Instruction :: Reproduce the full listing that appears beneath this instruction exactly.

Dataset rows ::
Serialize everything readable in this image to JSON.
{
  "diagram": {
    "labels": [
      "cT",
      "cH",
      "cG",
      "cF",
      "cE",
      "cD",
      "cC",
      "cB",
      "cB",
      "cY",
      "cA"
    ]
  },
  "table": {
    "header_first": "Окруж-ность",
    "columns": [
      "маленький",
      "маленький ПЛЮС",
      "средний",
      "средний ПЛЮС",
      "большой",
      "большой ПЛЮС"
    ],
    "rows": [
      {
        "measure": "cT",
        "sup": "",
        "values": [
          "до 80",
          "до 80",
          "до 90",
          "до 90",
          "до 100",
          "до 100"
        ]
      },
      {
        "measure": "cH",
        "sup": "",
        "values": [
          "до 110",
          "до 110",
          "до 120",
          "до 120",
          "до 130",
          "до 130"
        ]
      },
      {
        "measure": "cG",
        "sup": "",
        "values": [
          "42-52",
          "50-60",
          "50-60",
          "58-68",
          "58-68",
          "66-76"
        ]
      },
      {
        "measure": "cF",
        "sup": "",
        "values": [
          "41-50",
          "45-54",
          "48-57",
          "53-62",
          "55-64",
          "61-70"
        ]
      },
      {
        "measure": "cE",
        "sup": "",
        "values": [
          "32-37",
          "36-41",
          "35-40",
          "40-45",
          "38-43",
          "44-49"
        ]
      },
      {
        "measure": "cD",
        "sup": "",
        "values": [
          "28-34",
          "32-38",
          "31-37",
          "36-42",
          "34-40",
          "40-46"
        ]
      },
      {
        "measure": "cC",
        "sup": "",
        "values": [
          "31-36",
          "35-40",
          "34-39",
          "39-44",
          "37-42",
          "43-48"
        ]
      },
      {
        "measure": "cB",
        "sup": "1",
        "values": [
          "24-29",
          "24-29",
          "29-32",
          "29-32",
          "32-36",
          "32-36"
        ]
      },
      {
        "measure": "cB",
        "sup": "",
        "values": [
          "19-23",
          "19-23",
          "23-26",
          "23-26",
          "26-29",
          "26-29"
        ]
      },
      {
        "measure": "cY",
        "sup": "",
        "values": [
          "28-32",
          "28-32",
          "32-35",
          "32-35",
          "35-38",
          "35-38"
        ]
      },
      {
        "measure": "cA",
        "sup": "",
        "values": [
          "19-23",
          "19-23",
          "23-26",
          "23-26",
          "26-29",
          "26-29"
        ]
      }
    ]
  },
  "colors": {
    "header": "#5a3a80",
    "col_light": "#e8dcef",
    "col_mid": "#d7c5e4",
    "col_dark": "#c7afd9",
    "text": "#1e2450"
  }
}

Solution to this task ::
Serialize everything readable in this image to JSON.
{
  "diagram": {
    "labels": [
      "cT",
      "cH",
      "cG",
      "cF",
      "cE",
      "cD",
      "cC",
      "cB",
      "cB",
      "cY",
      "cA"
    ]
  },
  "table": {
    "header_first": "Окруж-ность",
    "columns": [
      "маленький",
      "маленький ПЛЮС",
      "средний",
      "средний ПЛЮС",
      "большой",
      "большой ПЛЮС"
    ],
    "rows": [
      {
        "measure": "cT",
        "sup": "",
        "values": [
          "до 80",
          "до 80",
          "до 90",
          "до 90",
          "до 100",
          "до 100"
        ]
      },
      {
        "measure": "cH",
        "sup": "",
        "values": [
          "до 110",
          "до 110",
          "до 120",
          "до 120",
          "до 130",
          "до 130"
        ]
      },
      {
        "measure": "cG",
        "sup": "",
        "values": [
          "42-52",
          "50-60",
          "50-60",
          "58-68",
          "58-68",
          "66-76"
        ]
      },
      {
        "measure": "cF",
        "sup": "",
        "values": [
          "41-50",
          "45-54",
          "48-57",
          "53-62",
          "55-64",
          "61-70"
        ]
      },
      {
        "measure": "cE",
        "sup": "",
        "values": [
          "32-37",
          "36-41",
          "35-40",
          "40-45",
          "38-43",
          "44-49"
        ]
      },
      {
        "measure": "cD",
        "sup": "",
        "values": [
          "28-34",
          "32-38",
          "31-37",
          "36-42",
          "34-40",
          "40-46"
        ]
      },
      {
        "measure": "cC",
        "sup": "",
        "values": [
          "31-36",
          "35-40",
          "34-39",
          "39-44",
          "37-42",
          "43-48"
        ]
      },
      {
        "measure": "cB",
        "sup": "1",
        "values": [
          "24-29",
          "24-29",
          "29-32",
          "29-32",
          "32-36",
          "32-36"
        ]
      },
      {
        "measure": "cB",
        "sup": "",
        "values": [
          "19-23",
          "19-23",
          "23-26",
          "23-26",
          "26-29",
          "26-29"
        ]
      },
      {
        "measure": "cY",
        "sup": "",
        "values": [
          "28-32",
          "28-32",
          "32-35",
          "32-35",
          "35-38",
          "35-38"
        ]
      },
      {
        "measure": "cA",
        "sup": "",
        "values": [
          "19-23",
          "19-23",
          "23-26",
          "23-26",
          "26-29",
          "26-29"
        ]
      }
    ]
  },
  "colors": {
    "header": "#5a3a80",
    "col_light": "#e8dcef",
    "col_mid": "#d7c5e4",
    "col_dark": "#c7afd9",
    "text": "#1e2450"
  }
}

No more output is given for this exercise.